* [Goal of the exercise] Pictures are not part of the copy; repeat everything else in the records exactly.

Dataset excerpt:
☆ ☆ ☆
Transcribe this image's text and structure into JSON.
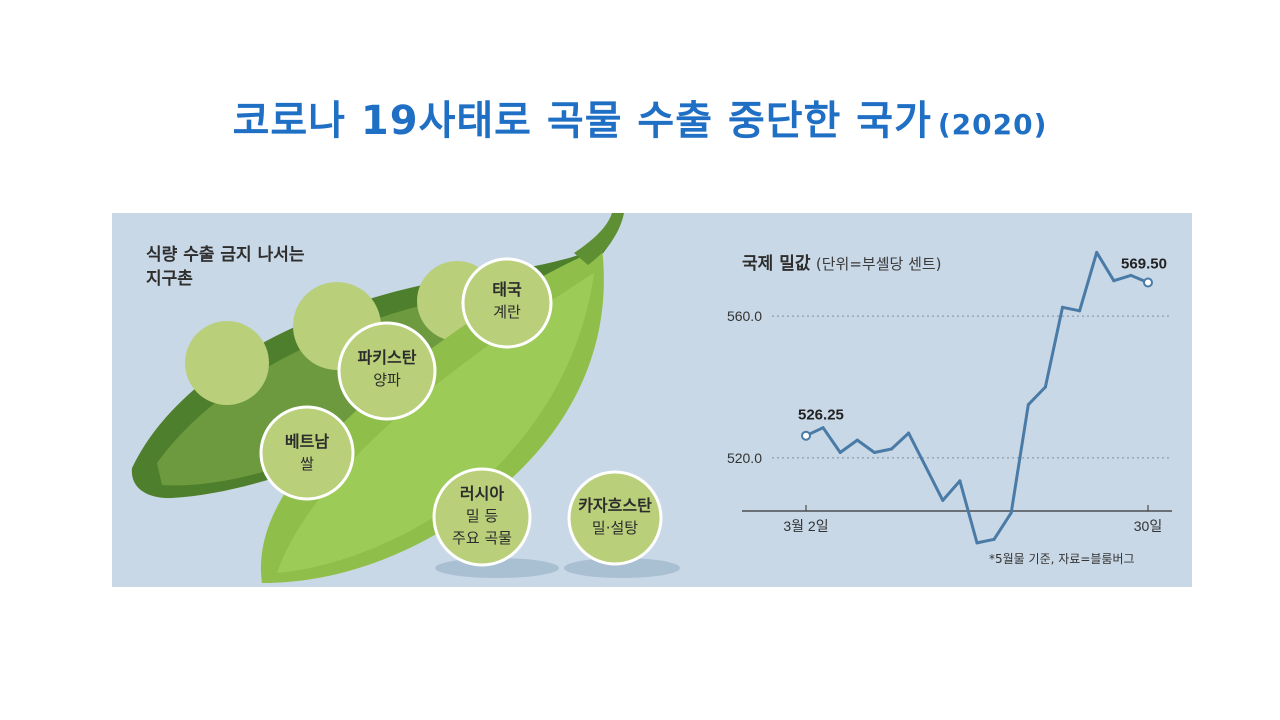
{
  "page": {
    "title": "코로나 19사태로 곡물 수출 중단한 국가",
    "title_year": "(2020)"
  },
  "left": {
    "subtitle_line1": "식량 수출 금지 나서는",
    "subtitle_line2": "지구촌",
    "peas": [
      {
        "country": "태국",
        "item": "계란"
      },
      {
        "country": "파키스탄",
        "item": "양파"
      },
      {
        "country": "베트남",
        "item": "쌀"
      },
      {
        "country": "러시아",
        "item": "밀 등",
        "item2": "주요 곡물"
      },
      {
        "country": "카자흐스탄",
        "item": "밀·설탕"
      }
    ]
  },
  "right": {
    "chart_title": "국제 밀값",
    "chart_unit": "(단위=부셸당 센트)",
    "footnote": "*5월물 기준, 자료=블룸버그"
  },
  "colors": {
    "title": "#1f6fc5",
    "panel_bg": "#c9d8e6",
    "line": "#4a7ba7",
    "pod_light": "#8fbf4a",
    "pod_dark": "#4e7f2c",
    "pea": "#b9cf7a"
  },
  "chart_data": {
    "type": "line",
    "title": "국제 밀값",
    "ylabel": "(단위=부셸당 센트)",
    "ylim": [
      505,
      575
    ],
    "yticks": [
      520.0,
      560.0
    ],
    "ytick_labels": [
      "520.0",
      "560.0"
    ],
    "x_labels": [
      "3월 2일",
      "30일"
    ],
    "start_label": "526.25",
    "end_label": "569.50",
    "values": [
      526.25,
      528.5,
      521.5,
      525.0,
      521.5,
      522.5,
      527.0,
      517.5,
      508.0,
      513.5,
      496.0,
      497.0,
      504.5,
      535.0,
      540.0,
      562.5,
      561.5,
      578.0,
      570.0,
      571.5,
      569.5
    ]
  }
}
☆ ☆ ☆
* [Right answer]
Transcribe this image's text and structure into JSON.
{
  "page": {
    "title": "코로나 19사태로 곡물 수출 중단한 국가",
    "title_year": "(2020)"
  },
  "left": {
    "subtitle_line1": "식량 수출 금지 나서는",
    "subtitle_line2": "지구촌",
    "peas": [
      {
        "country": "태국",
        "item": "계란"
      },
      {
        "country": "파키스탄",
        "item": "양파"
      },
      {
        "country": "베트남",
        "item": "쌀"
      },
      {
        "country": "러시아",
        "item": "밀 등",
        "item2": "주요 곡물"
      },
      {
        "country": "카자흐스탄",
        "item": "밀·설탕"
      }
    ]
  },
  "right": {
    "chart_title": "국제 밀값",
    "chart_unit": "(단위=부셸당 센트)",
    "footnote": "*5월물 기준, 자료=블룸버그"
  },
  "colors": {
    "title": "#1f6fc5",
    "panel_bg": "#c9d8e6",
    "line": "#4a7ba7",
    "pod_light": "#8fbf4a",
    "pod_dark": "#4e7f2c",
    "pea": "#b9cf7a"
  },
  "chart_data": {
    "type": "line",
    "title": "국제 밀값",
    "ylabel": "(단위=부셸당 센트)",
    "ylim": [
      505,
      575
    ],
    "yticks": [
      520.0,
      560.0
    ],
    "ytick_labels": [
      "520.0",
      "560.0"
    ],
    "x_labels": [
      "3월 2일",
      "30일"
    ],
    "start_label": "526.25",
    "end_label": "569.50",
    "values": [
      526.25,
      528.5,
      521.5,
      525.0,
      521.5,
      522.5,
      527.0,
      517.5,
      508.0,
      513.5,
      496.0,
      497.0,
      504.5,
      535.0,
      540.0,
      562.5,
      561.5,
      578.0,
      570.0,
      571.5,
      569.5
    ]
  }
}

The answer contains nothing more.